_EXERCISE INSTRUCTIONS:_ Extract each line of the data below exactly as written.

_ENTRIES PROVIDED:_

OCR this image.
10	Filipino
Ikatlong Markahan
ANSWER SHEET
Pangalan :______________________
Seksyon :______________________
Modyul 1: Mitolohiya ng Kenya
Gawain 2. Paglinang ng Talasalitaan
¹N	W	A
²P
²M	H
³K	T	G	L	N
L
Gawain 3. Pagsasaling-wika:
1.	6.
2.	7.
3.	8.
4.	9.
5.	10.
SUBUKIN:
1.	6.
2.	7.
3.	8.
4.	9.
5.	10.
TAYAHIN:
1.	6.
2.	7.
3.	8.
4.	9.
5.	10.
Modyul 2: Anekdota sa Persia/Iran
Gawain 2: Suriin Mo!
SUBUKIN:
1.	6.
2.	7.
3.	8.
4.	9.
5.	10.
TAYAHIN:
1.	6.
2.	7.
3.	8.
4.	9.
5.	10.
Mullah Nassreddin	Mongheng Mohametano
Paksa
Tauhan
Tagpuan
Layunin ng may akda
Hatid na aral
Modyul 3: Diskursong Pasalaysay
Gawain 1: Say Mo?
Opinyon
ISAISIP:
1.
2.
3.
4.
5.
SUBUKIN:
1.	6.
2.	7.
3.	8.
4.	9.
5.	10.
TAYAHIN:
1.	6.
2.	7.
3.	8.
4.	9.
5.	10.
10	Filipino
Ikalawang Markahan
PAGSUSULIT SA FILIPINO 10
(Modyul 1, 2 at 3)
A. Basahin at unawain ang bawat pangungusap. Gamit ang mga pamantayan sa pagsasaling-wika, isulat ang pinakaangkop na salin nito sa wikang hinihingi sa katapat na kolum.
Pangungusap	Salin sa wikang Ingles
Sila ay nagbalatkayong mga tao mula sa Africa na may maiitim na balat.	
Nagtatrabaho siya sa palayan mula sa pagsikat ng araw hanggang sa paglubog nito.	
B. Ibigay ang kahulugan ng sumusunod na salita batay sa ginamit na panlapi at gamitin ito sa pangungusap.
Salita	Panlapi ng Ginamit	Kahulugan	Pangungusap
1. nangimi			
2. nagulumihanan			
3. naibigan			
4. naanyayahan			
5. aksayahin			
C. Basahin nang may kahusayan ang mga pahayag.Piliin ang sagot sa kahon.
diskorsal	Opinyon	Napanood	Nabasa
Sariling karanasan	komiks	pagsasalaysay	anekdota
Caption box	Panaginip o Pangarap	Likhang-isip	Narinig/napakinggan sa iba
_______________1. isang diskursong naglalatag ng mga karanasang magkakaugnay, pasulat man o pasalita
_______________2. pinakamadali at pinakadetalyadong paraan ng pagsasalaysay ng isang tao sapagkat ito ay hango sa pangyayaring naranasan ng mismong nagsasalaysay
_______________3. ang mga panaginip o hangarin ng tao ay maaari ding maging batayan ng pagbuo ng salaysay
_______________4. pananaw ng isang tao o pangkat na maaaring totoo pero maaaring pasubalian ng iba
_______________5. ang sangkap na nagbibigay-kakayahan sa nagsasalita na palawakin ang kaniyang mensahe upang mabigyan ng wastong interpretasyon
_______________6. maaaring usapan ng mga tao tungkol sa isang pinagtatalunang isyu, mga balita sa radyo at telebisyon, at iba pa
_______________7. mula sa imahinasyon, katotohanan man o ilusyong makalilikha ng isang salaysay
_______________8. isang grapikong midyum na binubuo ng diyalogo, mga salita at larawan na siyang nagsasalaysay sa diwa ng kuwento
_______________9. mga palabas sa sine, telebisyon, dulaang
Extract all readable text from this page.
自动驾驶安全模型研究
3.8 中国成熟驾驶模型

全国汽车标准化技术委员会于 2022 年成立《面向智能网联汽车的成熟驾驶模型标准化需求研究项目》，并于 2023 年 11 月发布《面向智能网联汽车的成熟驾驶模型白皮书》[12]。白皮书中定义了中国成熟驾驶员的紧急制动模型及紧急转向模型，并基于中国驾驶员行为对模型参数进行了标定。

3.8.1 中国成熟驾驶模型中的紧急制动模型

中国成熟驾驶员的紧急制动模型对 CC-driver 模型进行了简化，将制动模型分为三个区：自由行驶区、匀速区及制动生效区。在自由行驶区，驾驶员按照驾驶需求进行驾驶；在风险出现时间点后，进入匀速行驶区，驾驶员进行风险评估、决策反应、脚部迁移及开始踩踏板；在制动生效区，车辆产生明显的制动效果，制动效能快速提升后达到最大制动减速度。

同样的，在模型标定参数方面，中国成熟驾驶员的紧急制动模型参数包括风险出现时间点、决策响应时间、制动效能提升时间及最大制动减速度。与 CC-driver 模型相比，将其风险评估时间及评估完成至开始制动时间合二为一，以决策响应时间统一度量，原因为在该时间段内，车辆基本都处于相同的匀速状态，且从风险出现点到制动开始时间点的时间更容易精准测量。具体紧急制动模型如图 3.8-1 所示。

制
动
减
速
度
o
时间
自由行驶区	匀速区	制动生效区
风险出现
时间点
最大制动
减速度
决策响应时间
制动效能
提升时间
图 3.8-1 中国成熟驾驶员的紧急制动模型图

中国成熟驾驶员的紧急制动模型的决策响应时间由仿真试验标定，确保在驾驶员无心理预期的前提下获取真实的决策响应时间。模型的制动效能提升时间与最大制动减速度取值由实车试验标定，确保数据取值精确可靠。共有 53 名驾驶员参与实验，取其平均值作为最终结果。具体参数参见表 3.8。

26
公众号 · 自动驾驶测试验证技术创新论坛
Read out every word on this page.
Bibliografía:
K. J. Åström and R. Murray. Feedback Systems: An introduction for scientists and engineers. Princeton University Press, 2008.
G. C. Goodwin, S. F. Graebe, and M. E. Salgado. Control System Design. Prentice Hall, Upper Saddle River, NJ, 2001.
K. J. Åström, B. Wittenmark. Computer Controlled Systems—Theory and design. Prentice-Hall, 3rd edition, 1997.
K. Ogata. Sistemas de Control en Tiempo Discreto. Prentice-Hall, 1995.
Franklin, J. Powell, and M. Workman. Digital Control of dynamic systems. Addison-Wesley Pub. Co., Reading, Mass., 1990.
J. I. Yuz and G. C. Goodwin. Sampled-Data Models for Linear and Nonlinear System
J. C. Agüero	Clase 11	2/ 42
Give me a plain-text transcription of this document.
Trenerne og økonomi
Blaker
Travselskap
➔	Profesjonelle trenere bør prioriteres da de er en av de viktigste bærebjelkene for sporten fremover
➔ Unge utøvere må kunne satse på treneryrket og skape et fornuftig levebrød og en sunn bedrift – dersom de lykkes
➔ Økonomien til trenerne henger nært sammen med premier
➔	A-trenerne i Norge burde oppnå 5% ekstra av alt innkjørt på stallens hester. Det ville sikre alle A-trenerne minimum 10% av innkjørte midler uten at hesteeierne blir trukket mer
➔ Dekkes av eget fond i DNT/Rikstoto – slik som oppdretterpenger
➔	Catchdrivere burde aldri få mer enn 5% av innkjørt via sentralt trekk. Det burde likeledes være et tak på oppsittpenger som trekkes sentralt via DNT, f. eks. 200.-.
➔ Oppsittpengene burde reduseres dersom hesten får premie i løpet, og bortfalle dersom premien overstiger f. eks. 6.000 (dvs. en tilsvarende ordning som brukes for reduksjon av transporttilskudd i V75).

_ANSWER TO THIS TASK:_
OCR this image.
10	Filipino
Ikatlong Markahan
ANSWER SHEET
Pangalan :______________________
Seksyon :______________________
Modyul 1: Mitolohiya ng Kenya
Gawain 2. Paglinang ng Talasalitaan
¹N	W	A
²P
²M	H
³K	T	G	L	N
L
Gawain 3. Pagsasaling-wika:
1.	6.
2.	7.
3.	8.
4.	9.
5.	10.
SUBUKIN:
1.	6.
2.	7.
3.	8.
4.	9.
5.	10.
TAYAHIN:
1.	6.
2.	7.
3.	8.
4.	9.
5.	10.
Modyul 2: Anekdota sa Persia/Iran
Gawain 2: Suriin Mo!
SUBUKIN:
1.	6.
2.	7.
3.	8.
4.	9.
5.	10.
TAYAHIN:
1.	6.
2.	7.
3.	8.
4.	9.
5.	10.
Mullah Nassreddin	Mongheng Mohametano
Paksa
Tauhan
Tagpuan
Layunin ng may akda
Hatid na aral
Modyul 3: Diskursong Pasalaysay
Gawain 1: Say Mo?
Opinyon
ISAISIP:
1.
2.
3.
4.
5.
SUBUKIN:
1.	6.
2.	7.
3.	8.
4.	9.
5.	10.
TAYAHIN:
1.	6.
2.	7.
3.	8.
4.	9.
5.	10.
10	Filipino
Ikalawang Markahan
PAGSUSULIT SA FILIPINO 10
(Modyul 1, 2 at 3)
A. Basahin at unawain ang bawat pangungusap. Gamit ang mga pamantayan sa pagsasaling-wika, isulat ang pinakaangkop na salin nito sa wikang hinihingi sa katapat na kolum.
Pangungusap	Salin sa wikang Ingles
Sila ay nagbalatkayong mga tao mula sa Africa na may maiitim na balat.	
Nagtatrabaho siya sa palayan mula sa pagsikat ng araw hanggang sa paglubog nito.	
B. Ibigay ang kahulugan ng sumusunod na salita batay sa ginamit na panlapi at gamitin ito sa pangungusap.
Salita	Panlapi ng Ginamit	Kahulugan	Pangungusap
1. nangimi			
2. nagulumihanan			
3. naibigan			
4. naanyayahan			
5. aksayahin			
C. Basahin nang may kahusayan ang mga pahayag.Piliin ang sagot sa kahon.
diskorsal	Opinyon	Napanood	Nabasa
Sariling karanasan	komiks	pagsasalaysay	anekdota
Caption box	Panaginip o Pangarap	Likhang-isip	Narinig/napakinggan sa iba
_______________1. isang diskursong naglalatag ng mga karanasang magkakaugnay, pasulat man o pasalita
_______________2. pinakamadali at pinakadetalyadong paraan ng pagsasalaysay ng isang tao sapagkat ito ay hango sa pangyayaring naranasan ng mismong nagsasalaysay
_______________3. ang mga panaginip o hangarin ng tao ay maaari ding maging batayan ng pagbuo ng salaysay
_______________4. pananaw ng isang tao o pangkat na maaaring totoo pero maaaring pasubalian ng iba
_______________5. ang sangkap na nagbibigay-kakayahan sa nagsasalita na palawakin ang kaniyang mensahe upang mabigyan ng wastong interpretasyon
_______________6. maaaring usapan ng mga tao tungkol sa isang pinagtatalunang isyu, mga balita sa radyo at telebisyon, at iba pa
_______________7. mula sa imahinasyon, katotohanan man o ilusyong makalilikha ng isang salaysay
_______________8. isang grapikong midyum na binubuo ng diyalogo, mga salita at larawan na siyang nagsasalaysay sa diwa ng kuwento
_______________9. mga palabas sa sine, telebisyon, dulaang
Extract all readable text from this page.
自动驾驶安全模型研究
3.8 中国成熟驾驶模型

全国汽车标准化技术委员会于 2022 年成立《面向智能网联汽车的成熟驾驶模型标准化需求研究项目》，并于 2023 年 11 月发布《面向智能网联汽车的成熟驾驶模型白皮书》[12]。白皮书中定义了中国成熟驾驶员的紧急制动模型及紧急转向模型，并基于中国驾驶员行为对模型参数进行了标定。

3.8.1 中国成熟驾驶模型中的紧急制动模型

中国成熟驾驶员的紧急制动模型对 CC-driver 模型进行了简化，将制动模型分为三个区：自由行驶区、匀速区及制动生效区。在自由行驶区，驾驶员按照驾驶需求进行驾驶；在风险出现时间点后，进入匀速行驶区，驾驶员进行风险评估、决策反应、脚部迁移及开始踩踏板；在制动生效区，车辆产生明显的制动效果，制动效能快速提升后达到最大制动减速度。

同样的，在模型标定参数方面，中国成熟驾驶员的紧急制动模型参数包括风险出现时间点、决策响应时间、制动效能提升时间及最大制动减速度。与 CC-driver 模型相比，将其风险评估时间及评估完成至开始制动时间合二为一，以决策响应时间统一度量，原因为在该时间段内，车辆基本都处于相同的匀速状态，且从风险出现点到制动开始时间点的时间更容易精准测量。具体紧急制动模型如图 3.8-1 所示。

制
动
减
速
度
o
时间
自由行驶区	匀速区	制动生效区
风险出现
时间点
最大制动
减速度
决策响应时间
制动效能
提升时间
图 3.8-1 中国成熟驾驶员的紧急制动模型图

中国成熟驾驶员的紧急制动模型的决策响应时间由仿真试验标定，确保在驾驶员无心理预期的前提下获取真实的决策响应时间。模型的制动效能提升时间与最大制动减速度取值由实车试验标定，确保数据取值精确可靠。共有 53 名驾驶员参与实验，取其平均值作为最终结果。具体参数参见表 3.8。

26
公众号 · 自动驾驶测试验证技术创新论坛
Read out every word on this page.
Bibliografía:
K. J. Åström and R. Murray. Feedback Systems: An introduction for scientists and engineers. Princeton University Press, 2008.
G. C. Goodwin, S. F. Graebe, and M. E. Salgado. Control System Design. Prentice Hall, Upper Saddle River, NJ, 2001.
K. J. Åström, B. Wittenmark. Computer Controlled Systems—Theory and design. Prentice-Hall, 3rd edition, 1997.
K. Ogata. Sistemas de Control en Tiempo Discreto. Prentice-Hall, 1995.
Franklin, J. Powell, and M. Workman. Digital Control of dynamic systems. Addison-Wesley Pub. Co., Reading, Mass., 1990.
J. I. Yuz and G. C. Goodwin. Sampled-Data Models for Linear and Nonlinear System
J. C. Agüero	Clase 11	2/ 42
Give me a plain-text transcription of this document.
Trenerne og økonomi
Blaker
Travselskap
➔	Profesjonelle trenere bør prioriteres da de er en av de viktigste bærebjelkene for sporten fremover
➔ Unge utøvere må kunne satse på treneryrket og skape et fornuftig levebrød og en sunn bedrift – dersom de lykkes
➔ Økonomien til trenerne henger nært sammen med premier
➔	A-trenerne i Norge burde oppnå 5% ekstra av alt innkjørt på stallens hester. Det ville sikre alle A-trenerne minimum 10% av innkjørte midler uten at hesteeierne blir trukket mer
➔ Dekkes av eget fond i DNT/Rikstoto – slik som oppdretterpenger
➔	Catchdrivere burde aldri få mer enn 5% av innkjørt via sentralt trekk. Det burde likeledes være et tak på oppsittpenger som trekkes sentralt via DNT, f. eks. 200.-.
➔ Oppsittpengene burde reduseres dersom hesten får premie i løpet, og bortfalle dersom premien overstiger f. eks. 6.000 (dvs. en tilsvarende ordning som brukes for reduksjon av transporttilskudd i V75).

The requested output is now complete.